EXPLORE THE MATERIAL:
A. Quote the soft robotics article word for word, starting with "The shape memory" and going on through "advancing the work.".
B. According to the soft robotics article, why is the thermoelectric device able to alternately heat and cool the LCE layers? Answer in one to three sentences.

Team develops mechanism to control actuation, cooling and energy conversion for soft robotics

The shape memory polymers known as liquid crystal elastomers (LCEs) are increasingly popular for uses in soft robotics, haptics, and wearable computing. Functioning as actuators, they can allow materials to contract, expand, change shape, and perform like biological muscles do.

Because the action is controlled through heating and passive cooling, efforts to speed up these processes and increase energy efficiency are critical to advancing the work.

A multidisciplinary team of researchers from Carnegie Mellon University’s Department of Mechanical Engineering, Human-Computer Interaction Institute, and Robotics Institute sought to tackle this challenge by combining LCEs with a thermoelectric device (TED).

The collaborators developed a soft, flexible mechanism capable of electrically controlled actuation, active cooling, and thermal-to-electrical energy conversion. They also introduced a new manufacturing process for stretchable and bendable thermoelectric devices using 3D printing. The findings were published in the journal Advanced Materials.

The LCE-TED mechanism functions as a transducer—an electrical device that converts one form of energy into another. A thin layer of TED contains semiconductors embedded within a 3D printed elastomer matrix. It is wired with eutectic gallium-indium (EGaIn) liquid metal connections.

TEDs operate with dual functionality as both heaters and coolers in one mode and energy harvesters in the other. Because the layer is covered with LCEs on both sides, the TED can alternately heat and cool the LCE layers. In addition, it can harvest energy from the changes in temperature.

“The ability to recover energy from residual heat and thermal gradients could contribute to improved energy efficiency and longevity of the host electronic device or robotic system,” said Carmel Majidi, a professor of mechanical engineering who directs the Soft Machines Lab.

Soft robotics demonstrations revealed advantages of the LCE-TED transducers for use in practical applications: fast and accurate tracking due to active cooling; autonomous, “smart” maneuvering of a two-limbed walker toward a heat source; and regenerative energy harvesting.

“This demonstrates the potential for creating soft robotic systems that can harvest some of the electrical power they need from energy in the environment around them,” said Mason Zadan, a Ph.D. student and the lead author of the study.

Additional research will seek to integrate the transducers into the limbs of soft robots to more fully realize LCE-TED’s potential. Another aspect of the work will aim to further develop the energy harvesting and controls capabilities using untethered soft robotic platforms.

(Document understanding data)
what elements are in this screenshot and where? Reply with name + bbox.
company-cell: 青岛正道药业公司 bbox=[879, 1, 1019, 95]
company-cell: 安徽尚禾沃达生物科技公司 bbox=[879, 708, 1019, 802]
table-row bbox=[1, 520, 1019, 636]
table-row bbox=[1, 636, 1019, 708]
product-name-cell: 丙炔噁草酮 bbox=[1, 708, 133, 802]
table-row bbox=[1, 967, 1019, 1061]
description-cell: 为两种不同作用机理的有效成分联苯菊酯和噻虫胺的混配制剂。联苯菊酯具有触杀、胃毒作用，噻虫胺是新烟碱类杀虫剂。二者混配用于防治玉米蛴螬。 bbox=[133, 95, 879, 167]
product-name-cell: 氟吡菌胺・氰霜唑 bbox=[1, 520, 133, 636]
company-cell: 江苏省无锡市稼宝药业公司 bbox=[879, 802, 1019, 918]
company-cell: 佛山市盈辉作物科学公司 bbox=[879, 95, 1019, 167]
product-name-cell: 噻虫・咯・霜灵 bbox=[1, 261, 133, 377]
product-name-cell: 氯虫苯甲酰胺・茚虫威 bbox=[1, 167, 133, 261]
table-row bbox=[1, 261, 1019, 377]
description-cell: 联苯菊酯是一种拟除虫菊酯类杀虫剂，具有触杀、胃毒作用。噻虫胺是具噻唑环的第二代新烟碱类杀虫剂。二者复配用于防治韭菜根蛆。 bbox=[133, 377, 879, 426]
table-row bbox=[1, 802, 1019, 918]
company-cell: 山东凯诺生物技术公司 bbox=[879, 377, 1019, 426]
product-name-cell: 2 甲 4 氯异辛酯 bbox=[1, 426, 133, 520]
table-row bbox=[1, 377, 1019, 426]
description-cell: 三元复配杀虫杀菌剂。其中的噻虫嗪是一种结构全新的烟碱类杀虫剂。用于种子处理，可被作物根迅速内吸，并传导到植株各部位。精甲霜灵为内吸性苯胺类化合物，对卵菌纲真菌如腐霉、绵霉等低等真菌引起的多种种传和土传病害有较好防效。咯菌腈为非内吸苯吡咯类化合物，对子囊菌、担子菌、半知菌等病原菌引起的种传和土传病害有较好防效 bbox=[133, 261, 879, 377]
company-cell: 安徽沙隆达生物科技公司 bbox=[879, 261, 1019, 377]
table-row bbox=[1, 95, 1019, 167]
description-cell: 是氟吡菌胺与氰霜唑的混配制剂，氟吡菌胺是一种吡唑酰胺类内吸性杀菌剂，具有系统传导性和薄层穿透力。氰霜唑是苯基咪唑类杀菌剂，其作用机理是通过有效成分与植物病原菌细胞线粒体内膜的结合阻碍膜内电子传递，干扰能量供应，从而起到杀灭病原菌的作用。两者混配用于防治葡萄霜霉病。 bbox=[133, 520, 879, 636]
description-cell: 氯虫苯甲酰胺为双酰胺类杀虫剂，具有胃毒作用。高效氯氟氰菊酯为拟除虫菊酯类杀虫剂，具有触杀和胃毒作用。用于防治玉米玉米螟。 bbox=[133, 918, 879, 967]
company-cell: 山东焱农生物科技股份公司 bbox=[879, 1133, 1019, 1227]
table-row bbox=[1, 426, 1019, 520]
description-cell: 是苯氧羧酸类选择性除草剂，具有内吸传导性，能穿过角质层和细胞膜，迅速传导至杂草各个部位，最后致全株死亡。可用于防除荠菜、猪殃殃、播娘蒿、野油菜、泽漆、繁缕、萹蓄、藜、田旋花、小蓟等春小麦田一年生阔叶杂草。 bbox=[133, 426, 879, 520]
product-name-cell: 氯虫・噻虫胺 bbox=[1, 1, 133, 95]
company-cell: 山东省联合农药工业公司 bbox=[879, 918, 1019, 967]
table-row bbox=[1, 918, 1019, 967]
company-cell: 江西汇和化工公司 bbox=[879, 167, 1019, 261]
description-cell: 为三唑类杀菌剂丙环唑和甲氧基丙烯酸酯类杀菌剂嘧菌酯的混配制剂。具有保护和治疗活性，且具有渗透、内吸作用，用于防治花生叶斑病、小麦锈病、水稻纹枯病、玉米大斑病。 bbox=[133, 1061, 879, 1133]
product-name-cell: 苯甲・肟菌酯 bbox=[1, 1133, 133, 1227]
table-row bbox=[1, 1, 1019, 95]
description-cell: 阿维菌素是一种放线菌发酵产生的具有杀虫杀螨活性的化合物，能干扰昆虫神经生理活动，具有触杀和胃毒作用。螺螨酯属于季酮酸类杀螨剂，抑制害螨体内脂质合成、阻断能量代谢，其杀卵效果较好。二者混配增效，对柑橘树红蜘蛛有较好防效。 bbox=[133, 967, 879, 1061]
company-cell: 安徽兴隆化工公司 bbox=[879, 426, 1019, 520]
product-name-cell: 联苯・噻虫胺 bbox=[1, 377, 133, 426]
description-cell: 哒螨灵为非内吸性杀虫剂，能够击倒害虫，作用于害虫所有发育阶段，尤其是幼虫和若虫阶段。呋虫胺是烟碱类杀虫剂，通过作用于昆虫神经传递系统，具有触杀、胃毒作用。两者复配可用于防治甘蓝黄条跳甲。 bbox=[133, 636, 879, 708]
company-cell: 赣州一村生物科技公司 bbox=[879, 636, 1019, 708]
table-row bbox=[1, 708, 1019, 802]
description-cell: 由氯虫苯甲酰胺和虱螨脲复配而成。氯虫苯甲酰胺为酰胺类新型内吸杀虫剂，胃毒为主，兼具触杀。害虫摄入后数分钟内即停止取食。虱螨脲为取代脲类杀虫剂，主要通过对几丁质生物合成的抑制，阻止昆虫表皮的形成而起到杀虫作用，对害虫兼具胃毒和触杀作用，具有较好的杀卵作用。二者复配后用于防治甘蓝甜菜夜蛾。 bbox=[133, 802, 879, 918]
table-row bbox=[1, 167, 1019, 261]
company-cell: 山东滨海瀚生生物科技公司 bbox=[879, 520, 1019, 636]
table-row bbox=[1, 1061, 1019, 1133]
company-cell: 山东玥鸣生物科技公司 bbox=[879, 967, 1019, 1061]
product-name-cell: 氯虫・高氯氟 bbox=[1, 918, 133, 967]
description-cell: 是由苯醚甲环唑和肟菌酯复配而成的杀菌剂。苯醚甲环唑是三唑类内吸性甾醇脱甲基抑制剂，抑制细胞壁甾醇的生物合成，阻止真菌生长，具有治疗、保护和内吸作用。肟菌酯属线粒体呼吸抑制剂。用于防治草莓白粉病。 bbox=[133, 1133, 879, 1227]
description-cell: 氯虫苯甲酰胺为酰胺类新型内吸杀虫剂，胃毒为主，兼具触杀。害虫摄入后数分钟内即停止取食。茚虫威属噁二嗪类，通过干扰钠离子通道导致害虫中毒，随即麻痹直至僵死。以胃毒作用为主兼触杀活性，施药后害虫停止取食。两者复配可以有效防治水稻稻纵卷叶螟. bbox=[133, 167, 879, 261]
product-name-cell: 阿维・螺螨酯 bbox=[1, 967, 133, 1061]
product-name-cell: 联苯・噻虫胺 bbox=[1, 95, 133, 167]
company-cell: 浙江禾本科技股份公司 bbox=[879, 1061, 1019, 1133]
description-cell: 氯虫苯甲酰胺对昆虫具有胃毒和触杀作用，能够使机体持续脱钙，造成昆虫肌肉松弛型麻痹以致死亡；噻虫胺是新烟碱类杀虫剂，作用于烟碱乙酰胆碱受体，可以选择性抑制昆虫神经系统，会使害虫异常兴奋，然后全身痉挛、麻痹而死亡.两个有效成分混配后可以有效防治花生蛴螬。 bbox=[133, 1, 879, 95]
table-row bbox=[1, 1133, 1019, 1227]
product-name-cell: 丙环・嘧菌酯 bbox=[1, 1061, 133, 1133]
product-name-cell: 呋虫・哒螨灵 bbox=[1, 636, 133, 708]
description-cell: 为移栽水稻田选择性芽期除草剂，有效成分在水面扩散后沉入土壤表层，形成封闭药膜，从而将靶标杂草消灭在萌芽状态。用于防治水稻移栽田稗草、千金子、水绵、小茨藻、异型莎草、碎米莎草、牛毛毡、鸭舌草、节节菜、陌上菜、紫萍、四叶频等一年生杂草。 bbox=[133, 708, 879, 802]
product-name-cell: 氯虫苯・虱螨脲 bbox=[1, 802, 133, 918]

RESULTS FOR EACH TASK:
A.
The shape memory polymers known as liquid crystal elastomers (LCEs) are increasingly popular for uses in soft robotics, haptics, and wearable computing. Functioning as actuators, they can allow materials to contract, expand, change shape, and perform like biological muscles do.

Because the action is controlled through heating and passive cooling, efforts to speed up these processes and increase energy efficiency are critical to advancing the work.

B. The thermoelectric layer is covered with LCEs on both sides. This lets it alternately heat and cool those LCE layers.